> _GIVEN TASK_
Copy down every line where the string "image" shows up.

Dataset items:
%%

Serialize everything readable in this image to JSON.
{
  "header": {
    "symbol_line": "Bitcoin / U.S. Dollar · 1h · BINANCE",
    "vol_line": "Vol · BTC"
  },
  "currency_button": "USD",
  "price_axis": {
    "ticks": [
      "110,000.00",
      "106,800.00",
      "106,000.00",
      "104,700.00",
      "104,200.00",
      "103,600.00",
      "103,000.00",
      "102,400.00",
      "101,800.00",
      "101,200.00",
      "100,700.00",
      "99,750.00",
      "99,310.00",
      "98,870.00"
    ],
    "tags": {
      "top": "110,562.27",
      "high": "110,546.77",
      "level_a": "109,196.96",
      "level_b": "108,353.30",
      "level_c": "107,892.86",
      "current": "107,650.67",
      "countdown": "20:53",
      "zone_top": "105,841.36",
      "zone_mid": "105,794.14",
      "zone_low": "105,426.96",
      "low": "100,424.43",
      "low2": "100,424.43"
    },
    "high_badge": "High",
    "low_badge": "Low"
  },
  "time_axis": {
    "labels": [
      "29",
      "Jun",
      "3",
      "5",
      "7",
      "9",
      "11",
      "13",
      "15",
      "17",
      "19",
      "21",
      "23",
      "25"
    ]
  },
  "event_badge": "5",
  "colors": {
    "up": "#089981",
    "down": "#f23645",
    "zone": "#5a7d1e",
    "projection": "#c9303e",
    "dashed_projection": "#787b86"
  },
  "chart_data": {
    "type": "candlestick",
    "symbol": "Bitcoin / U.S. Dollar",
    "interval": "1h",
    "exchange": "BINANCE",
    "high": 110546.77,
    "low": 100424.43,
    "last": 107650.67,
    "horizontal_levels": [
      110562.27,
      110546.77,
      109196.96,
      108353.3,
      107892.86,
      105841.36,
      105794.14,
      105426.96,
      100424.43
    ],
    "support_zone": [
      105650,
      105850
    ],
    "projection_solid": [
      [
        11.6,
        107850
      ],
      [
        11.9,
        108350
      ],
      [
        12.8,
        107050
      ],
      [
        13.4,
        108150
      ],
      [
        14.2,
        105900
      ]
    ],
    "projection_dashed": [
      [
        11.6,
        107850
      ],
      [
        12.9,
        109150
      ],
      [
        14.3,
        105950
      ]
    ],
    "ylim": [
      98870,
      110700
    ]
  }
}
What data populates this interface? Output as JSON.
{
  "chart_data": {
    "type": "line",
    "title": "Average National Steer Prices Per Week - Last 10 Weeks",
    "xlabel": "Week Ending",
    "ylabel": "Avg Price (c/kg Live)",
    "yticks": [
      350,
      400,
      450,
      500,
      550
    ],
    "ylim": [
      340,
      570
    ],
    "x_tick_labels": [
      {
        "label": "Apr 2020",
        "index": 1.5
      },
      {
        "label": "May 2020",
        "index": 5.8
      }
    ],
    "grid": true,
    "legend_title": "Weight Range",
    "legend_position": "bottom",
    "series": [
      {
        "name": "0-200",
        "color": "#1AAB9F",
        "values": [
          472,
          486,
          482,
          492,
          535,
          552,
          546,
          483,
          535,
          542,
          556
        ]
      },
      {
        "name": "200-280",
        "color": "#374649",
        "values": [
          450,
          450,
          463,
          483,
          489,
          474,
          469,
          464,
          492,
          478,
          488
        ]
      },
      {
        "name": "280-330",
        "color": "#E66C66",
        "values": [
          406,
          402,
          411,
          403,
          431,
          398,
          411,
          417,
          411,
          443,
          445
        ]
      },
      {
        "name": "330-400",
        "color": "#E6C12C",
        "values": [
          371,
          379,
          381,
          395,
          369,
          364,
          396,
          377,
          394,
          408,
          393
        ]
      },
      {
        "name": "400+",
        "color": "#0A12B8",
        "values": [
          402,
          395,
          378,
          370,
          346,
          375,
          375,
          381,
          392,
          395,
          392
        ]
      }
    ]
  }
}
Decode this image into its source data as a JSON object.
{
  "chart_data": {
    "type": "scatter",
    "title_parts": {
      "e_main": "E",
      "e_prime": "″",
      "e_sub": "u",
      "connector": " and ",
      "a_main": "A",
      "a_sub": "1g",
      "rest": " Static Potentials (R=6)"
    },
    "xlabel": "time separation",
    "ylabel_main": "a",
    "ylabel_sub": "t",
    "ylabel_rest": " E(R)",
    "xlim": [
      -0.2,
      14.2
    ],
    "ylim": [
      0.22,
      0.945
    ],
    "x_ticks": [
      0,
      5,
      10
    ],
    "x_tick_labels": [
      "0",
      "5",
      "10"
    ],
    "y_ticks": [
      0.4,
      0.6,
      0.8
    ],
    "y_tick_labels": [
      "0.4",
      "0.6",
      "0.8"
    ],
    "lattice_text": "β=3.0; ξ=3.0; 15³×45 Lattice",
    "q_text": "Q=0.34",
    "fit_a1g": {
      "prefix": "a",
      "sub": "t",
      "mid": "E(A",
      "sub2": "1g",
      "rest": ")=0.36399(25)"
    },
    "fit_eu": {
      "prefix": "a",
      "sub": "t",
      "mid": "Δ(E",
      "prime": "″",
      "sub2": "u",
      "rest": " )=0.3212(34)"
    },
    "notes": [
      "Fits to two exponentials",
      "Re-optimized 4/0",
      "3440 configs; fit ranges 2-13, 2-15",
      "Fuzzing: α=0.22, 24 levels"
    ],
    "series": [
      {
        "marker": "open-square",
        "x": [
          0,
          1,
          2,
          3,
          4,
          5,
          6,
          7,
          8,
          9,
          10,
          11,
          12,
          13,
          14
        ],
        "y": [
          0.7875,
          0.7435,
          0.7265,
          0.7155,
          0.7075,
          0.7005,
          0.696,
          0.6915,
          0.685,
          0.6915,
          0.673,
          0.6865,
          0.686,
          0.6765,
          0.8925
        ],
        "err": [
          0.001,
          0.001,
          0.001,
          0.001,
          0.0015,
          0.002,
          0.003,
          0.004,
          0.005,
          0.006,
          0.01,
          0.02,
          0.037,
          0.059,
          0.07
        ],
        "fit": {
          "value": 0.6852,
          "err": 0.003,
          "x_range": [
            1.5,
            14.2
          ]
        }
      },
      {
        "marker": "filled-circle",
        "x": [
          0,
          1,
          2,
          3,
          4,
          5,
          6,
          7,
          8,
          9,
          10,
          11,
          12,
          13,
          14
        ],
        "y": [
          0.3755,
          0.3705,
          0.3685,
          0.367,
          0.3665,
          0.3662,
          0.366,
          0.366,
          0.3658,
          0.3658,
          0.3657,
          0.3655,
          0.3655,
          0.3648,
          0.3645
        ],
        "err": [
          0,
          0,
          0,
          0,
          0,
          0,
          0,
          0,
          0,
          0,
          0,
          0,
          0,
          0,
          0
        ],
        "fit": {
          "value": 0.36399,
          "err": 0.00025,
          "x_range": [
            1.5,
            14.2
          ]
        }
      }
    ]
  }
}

%%

> _COMPLETE ANSWER_
Serialize everything readable in this image to JSON.
Decode this image into its source data as a JSON object.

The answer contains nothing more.